─── Material ───
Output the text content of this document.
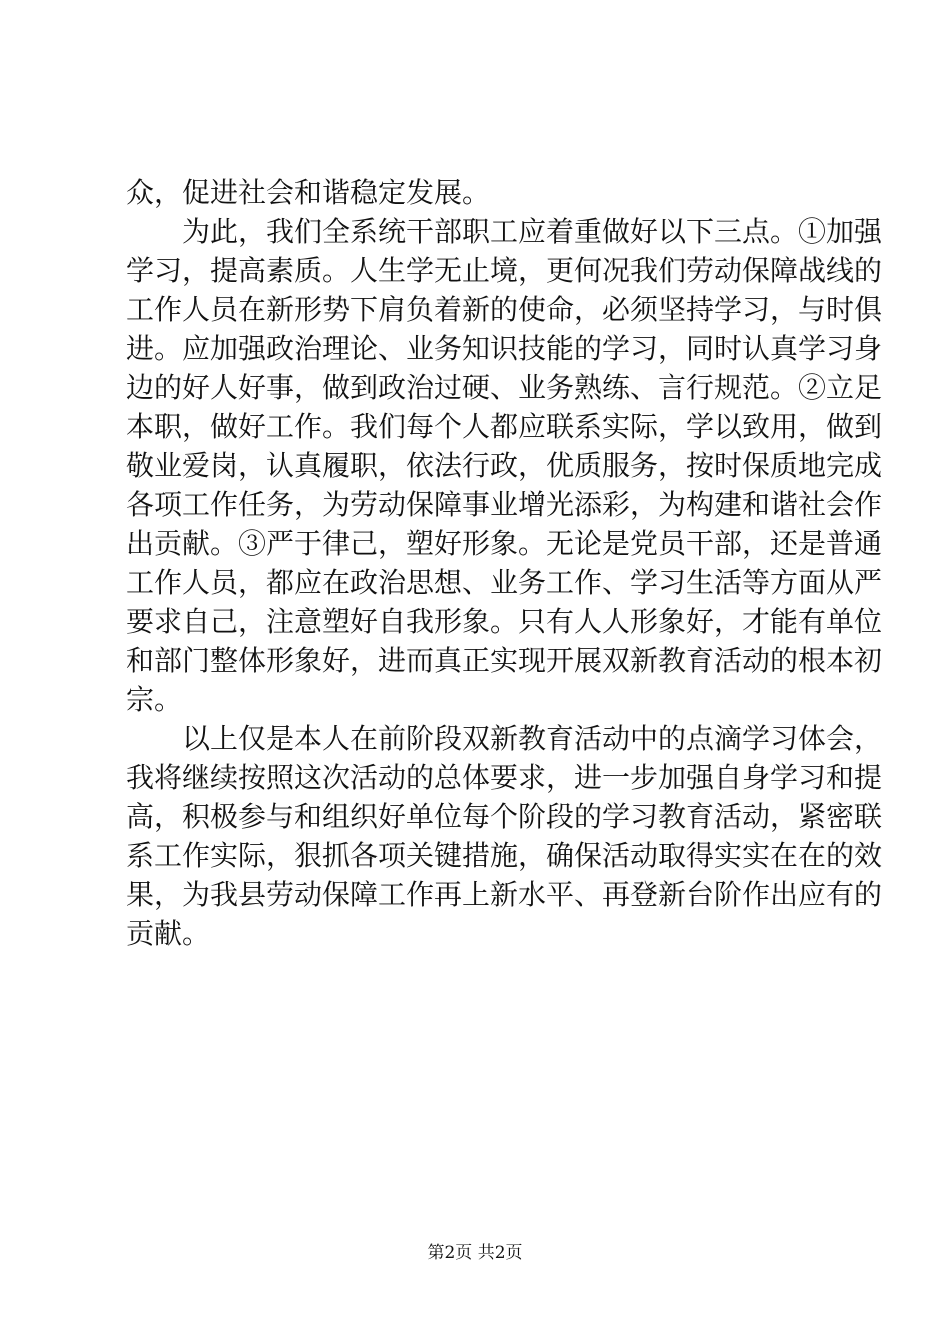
众，促进社会和谐稳定发展。
为此，我们全系统干部职工应着重做好以下三点。①加强
学习，提高素质。人生学无止境，更何况我们劳动保障战线的
工作人员在新形势下肩负着新的使命，必须坚持学习，与时俱
进。应加强政治理论、业务知识技能的学习，同时认真学习身
边的好人好事，做到政治过硬、业务熟练、言行规范。②立足
本职，做好工作。我们每个人都应联系实际，学以致用，做到
敬业爱岗，认真履职，依法行政，优质服务，按时保质地完成
各项工作任务，为劳动保障事业增光添彩，为构建和谐社会作
出贡献。③严于律己，塑好形象。无论是党员干部，还是普通
工作人员，都应在政治思想、业务工作、学习生活等方面从严
要求自己，注意塑好自我形象。只有人人形象好，才能有单位
和部门整体形象好，进而真正实现开展双新教育活动的根本初
宗。
以上仅是本人在前阶段双新教育活动中的点滴学习体会，
我将继续按照这次活动的总体要求，进一步加强自身学习和提
高，积极参与和组织好单位每个阶段的学习教育活动，紧密联
系工作实际，狠抓各项关键措施，确保活动取得实实在在的效
果，为我县劳动保障工作再上新水平、再登新台阶作出应有的
贡献。
第2页 共2页
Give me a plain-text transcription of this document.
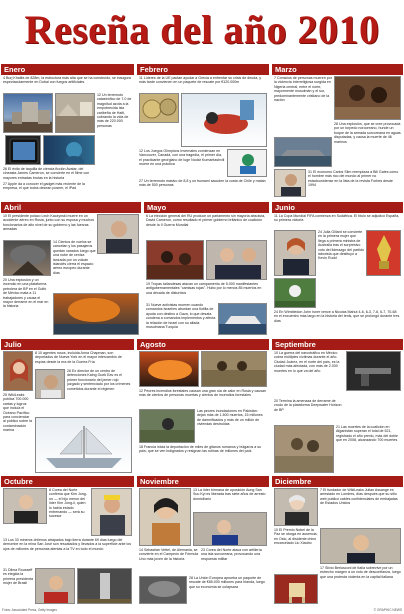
Reseña del año 2010
Enero
4 Burj Khalifa de 828m, la estructura más alta que se ha construido, se inaugura espectacularmente en Dubai con fuegos artificiales
12 Un terremoto catastrófico de 7.0 de magnitud azota a la empobrecida isla caribeña de Haití, cobrando la vida de más de 220.000 personas
26 El éxito de taquilla de ciencia ficción Avatar, del cineasta James Cameron, se convierte en el filme con mayores entradas brutas en la historia
27 Apple da a conocer el gadget más reciente de la empresa, el que todos desean poseer, el iPad
Febrero
11 Líderes de la UE pactan ayudar a Grecia a enfrentar su crisis de deuda, y más tarde convienen en un paquete de rescate por €120.000m
12 Los Juegos Olímpicos Invernales comienzan en Vancouver, Canadá, con una tragedia, el primer día, el practicante georgiano de luge Nodar Kumaritashvili muere en una práctica
27 Un terremoto masivo de 8,8 y un tsunami sacuden la costa de Chile y matan más de 500 personas
Marzo
7 Comicios de personas mueren por la violencia interreligiosa surgida en Nigeria central, entre el norte, mayormente musulmán y el sur, predominantemente cristiano de la nación
28 Una explosión, que se cree provocada por un torpedo norcoreano, hunde un buque de la armada surcoreana en aguas disputadas, y causa la muerte de 46 marinos
31 El ecónomo Carlos Slim reemplaza a Bill Gates como el hombre más rico del mundo al primer no estadounidense en la lista de la revista Forbes desde 1994
Abril
10 El presidente polaco Lech Kaczynski muere en un accidente aéreo en Rusia, junto con su esposa y muchos funcionarios de alto nivel de su gobierno y las fuerzas armadas
14 Cientos de vuelos se cancelan y los pasajeros quedan varados luego que una nube de ceniza lanzada por un volcán islandés cierra el espacio aéreo europeo durante días
20 Una explosión y un incendio en una plataforma petrolera de BP en el Golfo de México mata a 11 trabajadores y causa el mayor derrame en el mar en la historia
Mayo
6 La elección general del RU produce un parlamento sin mayoría absoluta, David Cameron, como resultado el primer gobierno británico de coalición desde la II Guerra Mundial
19 Tropas tailandesas atacan un campamento de 5.000 manifestantes antigubernamentales "camisas rojas". Hubo por lo menos 85 muertos en una década de disturbios
31 Nueve activistas mueren cuando comandos israelíes abordan una flotilla de ayuda con destino a Gaza, lo que desata condena a comandos implementos y afecta la relación de Israel con su aliada musulmana Turquía
Junio
11 La Copa Mundial FIFA comienza en Sudáfrica. El título se adjudicó España, su primera victoria
24 Julia Gillard se convierte en la primera mujer que llega a primera ministra de Australia tras el sorpresivo voto del liderazgo del partido laborista que destituyó a Kevin Rudd
24 En Wimbledon John Isner vence a Nicolas Mahut 4-6, 6-3, 7-6, 6-7, 70-68 en el encuentro más largo en la historia del tenis, que se prolongó durante tres días
Julio
8 10 agentes rusos, incluida Anna Chapman, son deportados de Nueva York en el mayor intercambio de espías desde la era de la Guerra Fría
26 Ex director de un centro de detenciones Kaing Guek Eav es el primer funcionario del jemer rojo juzgado y sentenciado por los crímenes cometidos durante el régimen
25 WikiLeaks publica 700.000 cartas y logros que incluía el Océano Pacífico para concienciar al público sobre la contaminación marina
Agosto
12 Peores incendios forestales causan una gran ola de calor en Rusia y causan más de cientos de personas muertas y cientos de incendios forestales
Las peores inundaciones en Pakistán: dejan más de 1.600 muertos, 15 millones de damnificados y más de un millón de viviendas destruidas
18 Francia inicia la deportación de miles de gitanos rumanos y búlgaros a su país; que se ven indignados y resignan las rutinas de millones del país
Septiembre
10 La guerra del narcotráfico en México cobra múltiples víctimas durante el año. Ciudad Juárez, en el norte del país, es la ciudad más afectada, con más de 2.000 muertes en lo que va del año
20 Termina la amenaza de derrame de crudo de la plataforma Deepwater Horizon de BP
21 Las muertes de la coalición en Afganistán superan el total de 521, registrado el año previo, más del doble que en 2008, alcanzando 700 muertes
Octubre
8 Corea del Norte confirma que Kim Jong-un — el hijo menor del líder Kim Jong-il, quien lo había estado entrenando — será su sucesor
13 Los 33 mineros chilenos atrapados bajo tierra durante 69 días luego del derrumbe en la mina San José son rescatados y llevados a la superficie ante los ojos de millones de personas atentas a la TV en todo el mundo
31 Dilma Rousseff es elegida la primera presidenta mujer de Brasil
Noviembre
13 La líder birmana de oposición Aung San Suu Kyi es liberada tras siete años de arresto domiciliario
14 Sebastian Vettel, de Alemania, se convierte en el Campeón de Fórmula Uno más joven de la historia
23 Corea del Norte ataca con artillería una isla surcoreana, provocando una respuesta militar
28 La Unión Europea aprueba un paquete de rescate de €85.000 millones para Irlanda, luego que su economía se colapsara
Diciembre
7 El fundador de WikiLeaks Julian Assange es arrestado en Londres, días después que su sitio web publicó cables confidenciales de embajadas de Estados Unidos
10 El Premio Nobel de la Paz se otorga en ausencia, en Oslo, al disidente chino encarcelado Liu Xiaobo
17 Silvio Berlusconi de Italia sobrevive por un estrecho margen a un voto de desconfianza, luego que una protesta violenta en la capital italiana
Fotos: Associated Press, Getty Images	© GRAPHIC NEWS
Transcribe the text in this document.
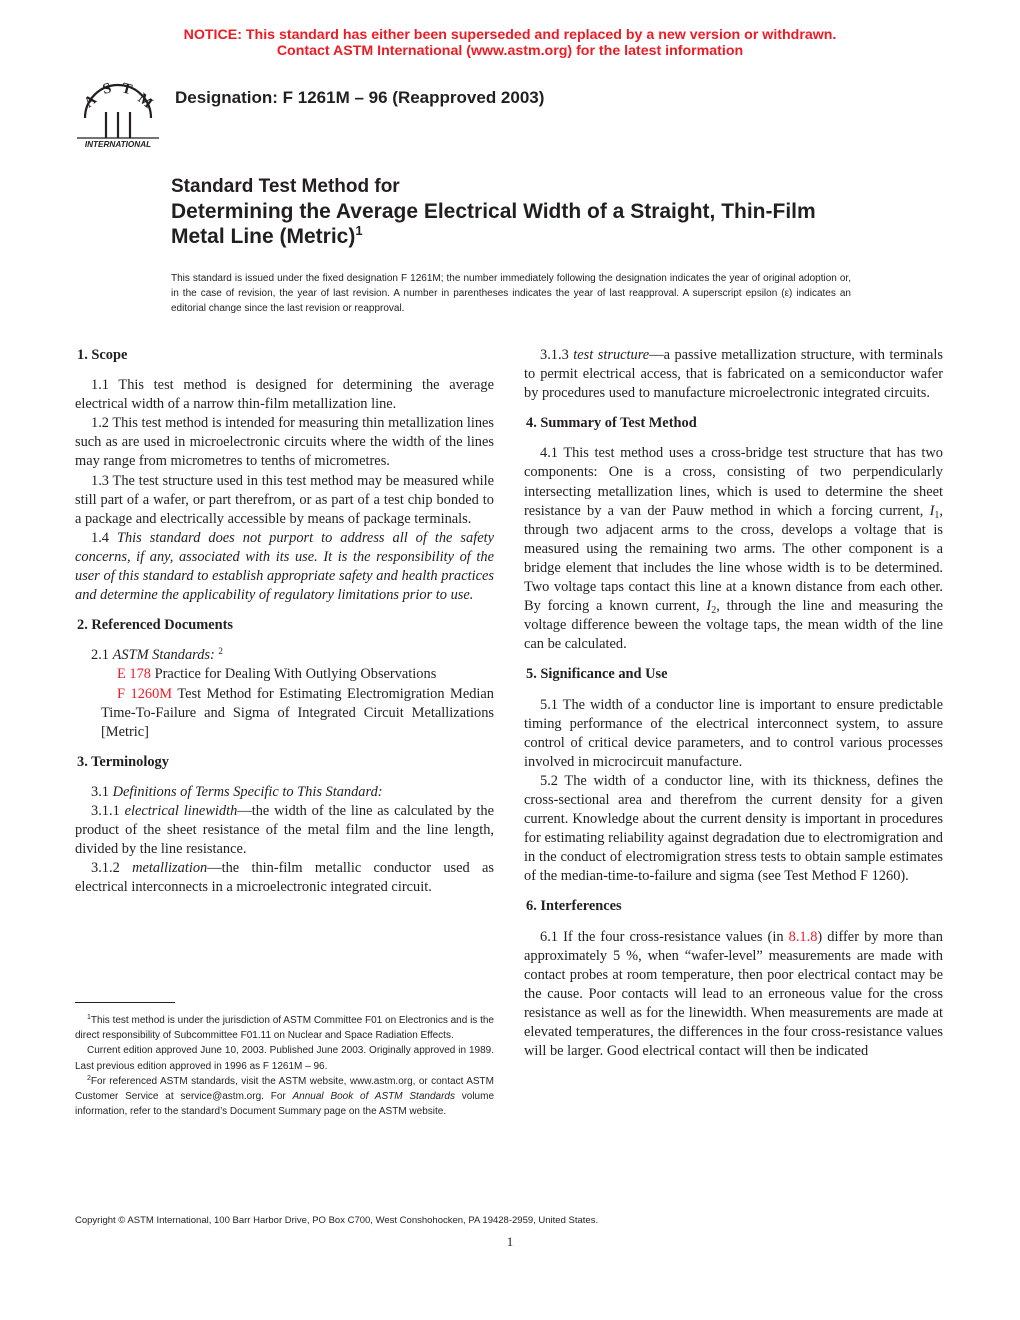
NOTICE: This standard has either been superseded and replaced by a new version or withdrawn.
Contact ASTM International (www.astm.org) for the latest information
A
S T
M
INTERNATIONAL
Designation: F 1261M – 96 (Reapproved 2003)
Standard Test Method for
Determining the Average Electrical Width of a Straight, Thin-Film Metal Line (Metric)$^1$
This standard is issued under the fixed designation F 1261M; the number immediately following the designation indicates the year of original adoption or, in the case of revision, the year of last revision. A number in parentheses indicates the year of last reapproval. A superscript epsilon (ε) indicates an editorial change since the last revision or reapproval.
1. Scope

1.1 This test method is designed for determining the average electrical width of a narrow thin-film metallization line.

1.2 This test method is intended for measuring thin metallization lines such as are used in microelectronic circuits where the width of the lines may range from micrometres to tenths of micrometres.

1.3 The test structure used in this test method may be measured while still part of a wafer, or part therefrom, or as part of a test chip bonded to a package and electrically accessible by means of package terminals.

1.4 This standard does not purport to address all of the safety concerns, if any, associated with its use. It is the responsibility of the user of this standard to establish appropriate safety and health practices and determine the applicability of regulatory limitations prior to use.

2. Referenced Documents

2.1 ASTM Standards: $^2$

E 178 Practice for Dealing With Outlying Observations

F 1260M Test Method for Estimating Electromigration Median Time-To-Failure and Sigma of Integrated Circuit Metallizations [Metric]

3. Terminology

3.1 Definitions of Terms Specific to This Standard:

3.1.1 electrical linewidth—the width of the line as calculated by the product of the sheet resistance of the metal film and the line length, divided by the line resistance.

3.1.2 metallization—the thin-film metallic conductor used as electrical interconnects in a microelectronic integrated circuit.

3.1.3 test structure—a passive metallization structure, with terminals to permit electrical access, that is fabricated on a semiconductor wafer by procedures used to manufacture microelectronic integrated circuits.

4. Summary of Test Method

4.1 This test method uses a cross-bridge test structure that has two components: One is a cross, consisting of two perpendicularly intersecting metallization lines, which is used to determine the sheet resistance by a van der Pauw method in which a forcing current, $I_1$, through two adjacent arms to the cross, develops a voltage that is measured using the remaining two arms. The other component is a bridge element that includes the line whose width is to be determined. Two voltage taps contact this line at a known distance from each other. By forcing a known current, $I_2$, through the line and measuring the voltage difference beween the voltage taps, the mean width of the line can be calculated.

5. Significance and Use

5.1 The width of a conductor line is important to ensure predictable timing performance of the electrical interconnect system, to assure control of critical device parameters, and to control various processes involved in microcircuit manufacture.

5.2 The width of a conductor line, with its thickness, defines the cross-sectional area and therefrom the current density for a given current. Knowledge about the current density is important in procedures for estimating reliability against degradation due to electromigration and in the conduct of electromigration stress tests to obtain sample estimates of the median-time-to-failure and sigma (see Test Method F 1260).

6. Interferences

6.1 If the four cross-resistance values (in 8.1.8) differ by more than approximately 5 %, when “wafer-level” measurements are made with contact probes at room temperature, then poor electrical contact may be the cause. Poor contacts will lead to an erroneous value for the cross resistance as well as for the linewidth. When measurements are made at elevated temperatures, the differences in the four cross-resistance values will be larger. Good electrical contact will then be indicated

$^1$This test method is under the jurisdiction of ASTM Committee F01 on Electronics and is the direct responsibility of Subcommittee F01.11 on Nuclear and Space Radiation Effects.

Current edition approved June 10, 2003. Published June 2003. Originally approved in 1989. Last previous edition approved in 1996 as F 1261M – 96.

$^2$For referenced ASTM standards, visit the ASTM website, www.astm.org, or contact ASTM Customer Service at service@astm.org. For Annual Book of ASTM Standards volume information, refer to the standard’s Document Summary page on the ASTM website.

Copyright © ASTM International, 100 Barr Harbor Drive, PO Box C700, West Conshohocken, PA 19428-2959, United States.
1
───
▶ What is asked
Copy out every line with the word "mujer".

▶ Worked answer
24 Julia Gillard se convierte en la primera mujer que llega a primera ministra de Australia tras el sorpresivo voto del liderazgo del partido laborista que destituyó a Kevin Rudd
31 Dilma Rousseff es elegida la primera presidenta mujer de Brasil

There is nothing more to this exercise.